→ Material to process
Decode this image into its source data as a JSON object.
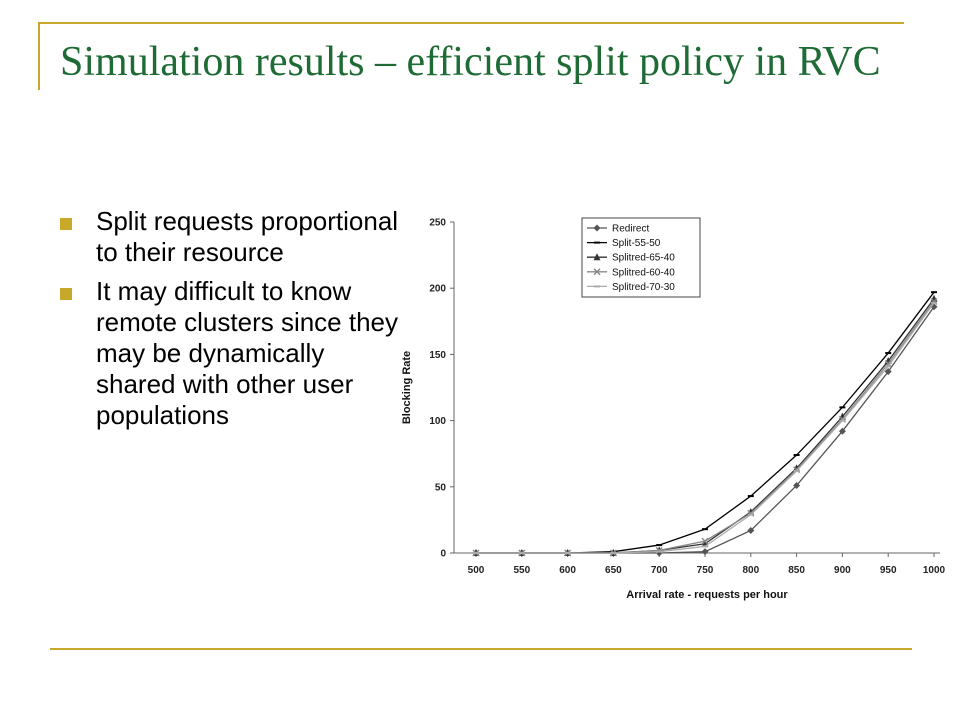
{
  "slide": {
    "title": "Simulation results – efficient split policy in RVC",
    "bullets": [
      "Split requests proportional to their resource",
      "It may difficult to know remote clusters since they may be dynamically shared with other user populations"
    ]
  },
  "colors": {
    "accent": "#c8a82a",
    "title": "#1e6b35"
  },
  "chart_data": {
    "type": "line",
    "title": "",
    "xlabel": "Arrival rate - requests per hour",
    "ylabel": "Blocking Rate",
    "categories": [
      "500",
      "550",
      "600",
      "650",
      "700",
      "750",
      "800",
      "850",
      "900",
      "950",
      "1000"
    ],
    "ylim": [
      0,
      250
    ],
    "yticks": [
      0,
      50,
      100,
      150,
      200,
      250
    ],
    "grid": false,
    "legend_position": "top-right",
    "series": [
      {
        "name": "Redirect",
        "marker": "diamond",
        "color": "#555555",
        "values": [
          0,
          0,
          0,
          0,
          0,
          1,
          17,
          51,
          92,
          137,
          186
        ]
      },
      {
        "name": "Split-55-50",
        "marker": "dash",
        "color": "#000000",
        "values": [
          0,
          0,
          0,
          1,
          6,
          18,
          43,
          74,
          110,
          151,
          197
        ]
      },
      {
        "name": "Splitred-65-40",
        "marker": "triangle",
        "color": "#333333",
        "values": [
          0,
          0,
          0,
          0,
          2,
          7,
          31,
          64,
          103,
          145,
          192
        ]
      },
      {
        "name": "Splitred-60-40",
        "marker": "x",
        "color": "#888888",
        "values": [
          0,
          0,
          0,
          0,
          2,
          9,
          30,
          63,
          101,
          143,
          190
        ]
      },
      {
        "name": "Splitred-70-30",
        "marker": "dash",
        "color": "#aaaaaa",
        "values": [
          0,
          0,
          0,
          0,
          1,
          5,
          29,
          62,
          100,
          141,
          189
        ]
      }
    ]
  }
}
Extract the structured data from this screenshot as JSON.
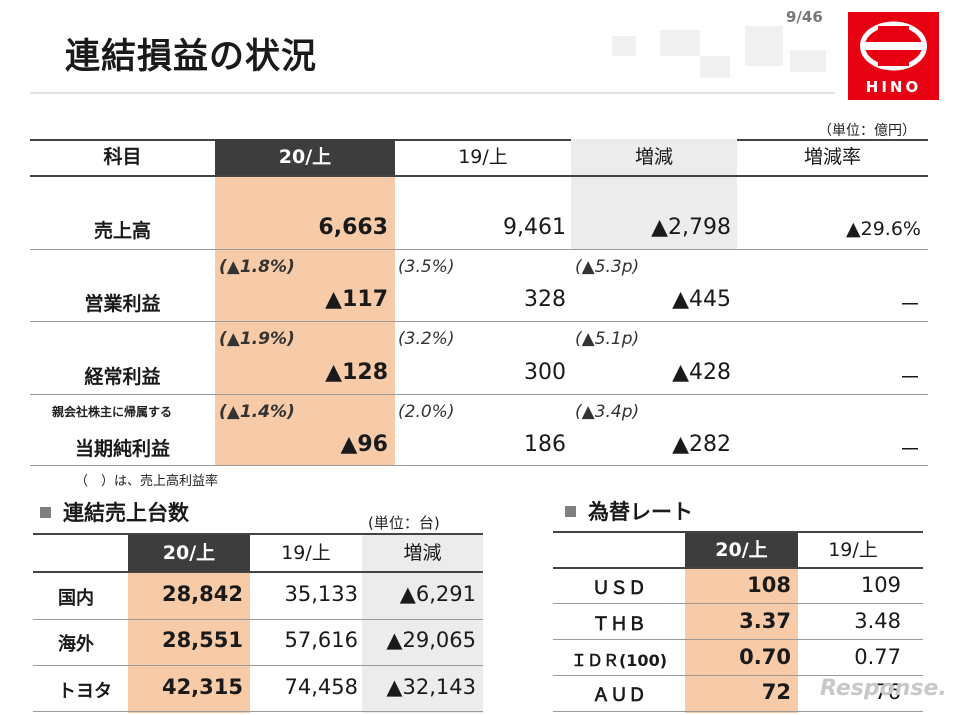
{
  "header": {
    "title": "連結損益の状況",
    "page": "9/46",
    "logo_text": "HINO"
  },
  "pl_table": {
    "unit": "（単位：億円）",
    "headers": [
      "科目",
      "20/上",
      "19/上",
      "増減",
      "増減率"
    ],
    "rows": [
      {
        "label": "売上高",
        "prefix": "",
        "cur": "6,663",
        "prev": "9,461",
        "diff": "▲2,798",
        "rate": "▲29.6%",
        "cur_ratio": "",
        "prev_ratio": "",
        "diff_ratio": ""
      },
      {
        "label": "営業利益",
        "prefix": "",
        "cur": "▲117",
        "prev": "328",
        "diff": "▲445",
        "rate": "－",
        "cur_ratio": "(▲1.8%)",
        "prev_ratio": "(3.5%)",
        "diff_ratio": "(▲5.3p)"
      },
      {
        "label": "経常利益",
        "prefix": "",
        "cur": "▲128",
        "prev": "300",
        "diff": "▲428",
        "rate": "－",
        "cur_ratio": "(▲1.9%)",
        "prev_ratio": "(3.2%)",
        "diff_ratio": "(▲5.1p)"
      },
      {
        "label": "当期純利益",
        "prefix": "親会社株主に帰属する",
        "cur": "▲96",
        "prev": "186",
        "diff": "▲282",
        "rate": "－",
        "cur_ratio": "(▲1.4%)",
        "prev_ratio": "(2.0%)",
        "diff_ratio": "(▲3.4p)"
      }
    ],
    "note": "（　）は、売上高利益率"
  },
  "units_table": {
    "title": "連結売上台数",
    "unit": "(単位：台)",
    "headers": [
      "20/上",
      "19/上",
      "増減"
    ],
    "rows": [
      {
        "label": "国内",
        "cur": "28,842",
        "prev": "35,133",
        "diff": "▲6,291"
      },
      {
        "label": "海外",
        "cur": "28,551",
        "prev": "57,616",
        "diff": "▲29,065"
      },
      {
        "label": "トヨタ",
        "cur": "42,315",
        "prev": "74,458",
        "diff": "▲32,143"
      }
    ]
  },
  "fx_table": {
    "title": "為替レート",
    "headers": [
      "20/上",
      "19/上"
    ],
    "rows": [
      {
        "label": "ＵＳＤ",
        "cur": "108",
        "prev": "109"
      },
      {
        "label": "ＴＨＢ",
        "cur": "3.37",
        "prev": "3.48"
      },
      {
        "label": "ＩＤＲ(100)",
        "cur": "0.70",
        "prev": "0.77"
      },
      {
        "label": "ＡＵＤ",
        "cur": "72",
        "prev": "76"
      }
    ]
  },
  "watermark": "Response."
}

→ Short task
Looking at the data above, how many lines hold the word "JSON"? Respond with the number alone.

→ Completed exercise
2